**WORK TO DO:** Restate the records below word for word, and omit the images they hold.
>>>
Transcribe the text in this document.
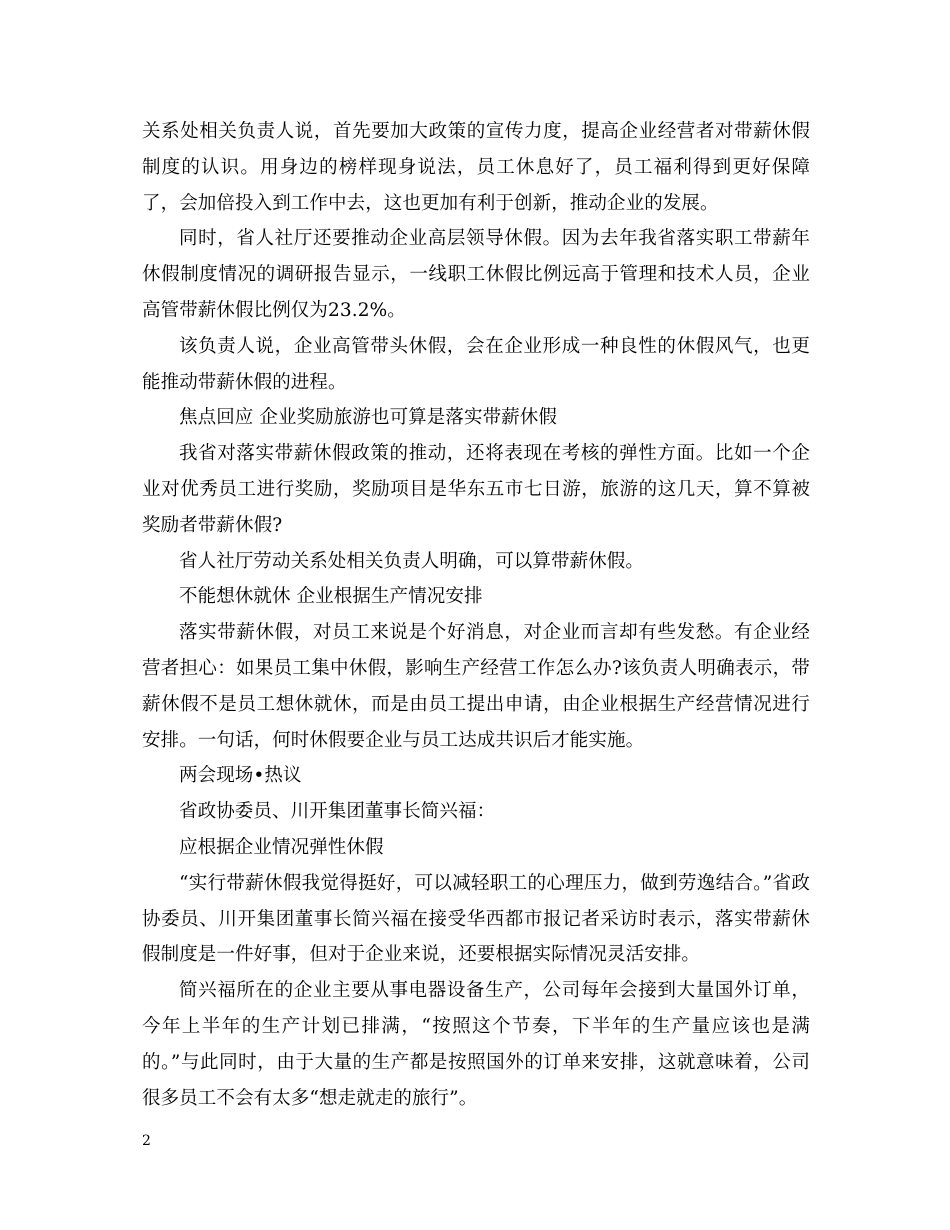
关系处相关负责人说，首先要加大政策的宣传力度，提高企业经营者对带薪休假制度的认识。用身边的榜样现身说法，员工休息好了，员工福利得到更好保障了，会加倍投入到工作中去，这也更加有利于创新，推动企业的发展。

同时，省人社厅还要推动企业高层领导休假。因为去年我省落实职工带薪年休假制度情况的调研报告显示，一线职工休假比例远高于管理和技术人员，企业高管带薪休假比例仅为23.2%。

该负责人说，企业高管带头休假，会在企业形成一种良性的休假风气，也更能推动带薪休假的进程。

焦点回应 企业奖励旅游也可算是落实带薪休假

我省对落实带薪休假政策的推动，还将表现在考核的弹性方面。比如一个企业对优秀员工进行奖励，奖励项目是华东五市七日游，旅游的这几天，算不算被奖励者带薪休假?

省人社厅劳动关系处相关负责人明确，可以算带薪休假。

不能想休就休 企业根据生产情况安排

落实带薪休假，对员工来说是个好消息，对企业而言却有些发愁。有企业经营者担心：如果员工集中休假，影响生产经营工作怎么办?该负责人明确表示，带薪休假不是员工想休就休，而是由员工提出申请，由企业根据生产经营情况进行安排。一句话，何时休假要企业与员工达成共识后才能实施。

两会现场•热议

省政协委员、川开集团董事长简兴福：

应根据企业情况弹性休假

“实行带薪休假我觉得挺好，可以减轻职工的心理压力，做到劳逸结合。”省政协委员、川开集团董事长简兴福在接受华西都市报记者采访时表示，落实带薪休假制度是一件好事，但对于企业来说，还要根据实际情况灵活安排。

简兴福所在的企业主要从事电器设备生产，公司每年会接到大量国外订单，今年上半年的生产计划已排满，“按照这个节奏，下半年的生产量应该也是满的。”与此同时，由于大量的生产都是按照国外的订单来安排，这就意味着，公司很多员工不会有太多“想走就走的旅行”。

2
<<<
**RESULT FOR THIS EXERCISE:**
Transcribe the text in this document.
关系处相关负责人说，首先要加大政策的宣传力度，提高企业经营者对带薪休假制度的认识。用身边的榜样现身说法，员工休息好了，员工福利得到更好保障了，会加倍投入到工作中去，这也更加有利于创新，推动企业的发展。

同时，省人社厅还要推动企业高层领导休假。因为去年我省落实职工带薪年休假制度情况的调研报告显示，一线职工休假比例远高于管理和技术人员，企业高管带薪休假比例仅为23.2%。

该负责人说，企业高管带头休假，会在企业形成一种良性的休假风气，也更能推动带薪休假的进程。

焦点回应 企业奖励旅游也可算是落实带薪休假

我省对落实带薪休假政策的推动，还将表现在考核的弹性方面。比如一个企业对优秀员工进行奖励，奖励项目是华东五市七日游，旅游的这几天，算不算被奖励者带薪休假?

省人社厅劳动关系处相关负责人明确，可以算带薪休假。

不能想休就休 企业根据生产情况安排

落实带薪休假，对员工来说是个好消息，对企业而言却有些发愁。有企业经营者担心：如果员工集中休假，影响生产经营工作怎么办?该负责人明确表示，带薪休假不是员工想休就休，而是由员工提出申请，由企业根据生产经营情况进行安排。一句话，何时休假要企业与员工达成共识后才能实施。

两会现场•热议

省政协委员、川开集团董事长简兴福：

应根据企业情况弹性休假

“实行带薪休假我觉得挺好，可以减轻职工的心理压力，做到劳逸结合。”省政协委员、川开集团董事长简兴福在接受华西都市报记者采访时表示，落实带薪休假制度是一件好事，但对于企业来说，还要根据实际情况灵活安排。

简兴福所在的企业主要从事电器设备生产，公司每年会接到大量国外订单，今年上半年的生产计划已排满，“按照这个节奏，下半年的生产量应该也是满的。”与此同时，由于大量的生产都是按照国外的订单来安排，这就意味着，公司很多员工不会有太多“想走就走的旅行”。

2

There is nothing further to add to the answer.